What is required: Gather every line in the entries below that contains the string "each". Case counts.

______________________________

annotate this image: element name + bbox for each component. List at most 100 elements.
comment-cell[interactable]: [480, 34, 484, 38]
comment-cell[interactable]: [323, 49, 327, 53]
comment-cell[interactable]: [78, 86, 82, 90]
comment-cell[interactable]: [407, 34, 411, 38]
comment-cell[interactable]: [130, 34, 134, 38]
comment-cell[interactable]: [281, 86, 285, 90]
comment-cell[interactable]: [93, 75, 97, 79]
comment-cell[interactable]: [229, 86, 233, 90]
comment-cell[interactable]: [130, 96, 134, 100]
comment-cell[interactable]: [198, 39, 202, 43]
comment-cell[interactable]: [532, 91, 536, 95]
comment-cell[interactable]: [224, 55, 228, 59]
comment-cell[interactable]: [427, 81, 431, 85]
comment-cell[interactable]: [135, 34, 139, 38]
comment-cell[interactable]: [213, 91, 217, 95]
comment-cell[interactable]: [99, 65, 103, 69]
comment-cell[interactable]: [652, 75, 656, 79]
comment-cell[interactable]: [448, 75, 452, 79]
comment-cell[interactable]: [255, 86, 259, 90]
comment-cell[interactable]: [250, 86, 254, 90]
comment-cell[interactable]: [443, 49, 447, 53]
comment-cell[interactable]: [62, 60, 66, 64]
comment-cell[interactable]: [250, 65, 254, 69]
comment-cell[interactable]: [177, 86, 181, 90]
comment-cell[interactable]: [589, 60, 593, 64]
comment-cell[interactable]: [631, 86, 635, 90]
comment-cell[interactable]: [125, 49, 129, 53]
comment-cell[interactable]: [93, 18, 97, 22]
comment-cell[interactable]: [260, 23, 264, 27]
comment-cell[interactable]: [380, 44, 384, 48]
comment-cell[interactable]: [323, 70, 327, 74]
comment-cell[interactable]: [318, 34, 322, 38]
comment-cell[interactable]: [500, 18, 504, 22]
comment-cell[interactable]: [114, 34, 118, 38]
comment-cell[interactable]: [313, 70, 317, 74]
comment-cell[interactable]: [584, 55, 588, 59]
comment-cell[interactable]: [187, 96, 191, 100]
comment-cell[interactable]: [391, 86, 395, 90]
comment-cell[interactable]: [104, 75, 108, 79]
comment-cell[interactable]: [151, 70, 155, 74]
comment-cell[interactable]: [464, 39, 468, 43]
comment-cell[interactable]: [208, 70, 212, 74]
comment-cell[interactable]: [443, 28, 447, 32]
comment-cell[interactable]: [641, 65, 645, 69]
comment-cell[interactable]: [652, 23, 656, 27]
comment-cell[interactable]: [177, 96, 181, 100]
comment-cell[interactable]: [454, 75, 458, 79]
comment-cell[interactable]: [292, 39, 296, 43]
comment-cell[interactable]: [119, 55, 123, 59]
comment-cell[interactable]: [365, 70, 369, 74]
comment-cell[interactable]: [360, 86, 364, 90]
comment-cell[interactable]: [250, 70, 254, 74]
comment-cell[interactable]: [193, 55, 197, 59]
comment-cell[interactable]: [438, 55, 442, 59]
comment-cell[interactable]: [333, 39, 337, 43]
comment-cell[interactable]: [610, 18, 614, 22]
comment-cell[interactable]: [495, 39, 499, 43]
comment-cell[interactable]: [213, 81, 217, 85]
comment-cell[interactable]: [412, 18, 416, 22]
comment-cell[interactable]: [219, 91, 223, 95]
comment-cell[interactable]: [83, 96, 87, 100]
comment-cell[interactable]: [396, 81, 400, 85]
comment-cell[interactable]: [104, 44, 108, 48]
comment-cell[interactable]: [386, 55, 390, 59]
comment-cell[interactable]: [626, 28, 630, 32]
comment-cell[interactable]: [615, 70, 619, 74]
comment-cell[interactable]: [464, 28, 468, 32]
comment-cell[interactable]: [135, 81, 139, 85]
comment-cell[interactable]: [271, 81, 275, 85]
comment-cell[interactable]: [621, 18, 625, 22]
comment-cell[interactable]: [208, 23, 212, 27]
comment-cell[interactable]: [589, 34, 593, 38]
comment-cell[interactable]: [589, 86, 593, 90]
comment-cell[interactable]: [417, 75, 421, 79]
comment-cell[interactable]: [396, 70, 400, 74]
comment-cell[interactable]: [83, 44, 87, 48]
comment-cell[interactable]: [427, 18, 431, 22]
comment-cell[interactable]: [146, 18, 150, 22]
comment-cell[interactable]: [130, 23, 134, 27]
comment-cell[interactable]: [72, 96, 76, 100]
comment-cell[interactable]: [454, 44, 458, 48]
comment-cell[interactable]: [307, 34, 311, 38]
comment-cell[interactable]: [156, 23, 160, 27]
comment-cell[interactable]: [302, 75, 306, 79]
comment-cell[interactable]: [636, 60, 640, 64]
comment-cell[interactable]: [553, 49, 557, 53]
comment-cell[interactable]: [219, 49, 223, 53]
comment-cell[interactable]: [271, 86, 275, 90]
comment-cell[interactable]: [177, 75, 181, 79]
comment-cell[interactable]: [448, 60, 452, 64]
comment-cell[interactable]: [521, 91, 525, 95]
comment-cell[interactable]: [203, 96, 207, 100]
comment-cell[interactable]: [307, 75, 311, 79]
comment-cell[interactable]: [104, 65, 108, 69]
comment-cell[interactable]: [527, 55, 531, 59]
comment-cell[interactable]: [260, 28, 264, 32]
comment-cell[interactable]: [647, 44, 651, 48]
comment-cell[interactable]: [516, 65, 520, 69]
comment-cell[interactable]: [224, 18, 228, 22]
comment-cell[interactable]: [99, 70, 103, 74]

______________________________

The solution:
annotate this image: element name + bbox for each component. List at most 100 elements.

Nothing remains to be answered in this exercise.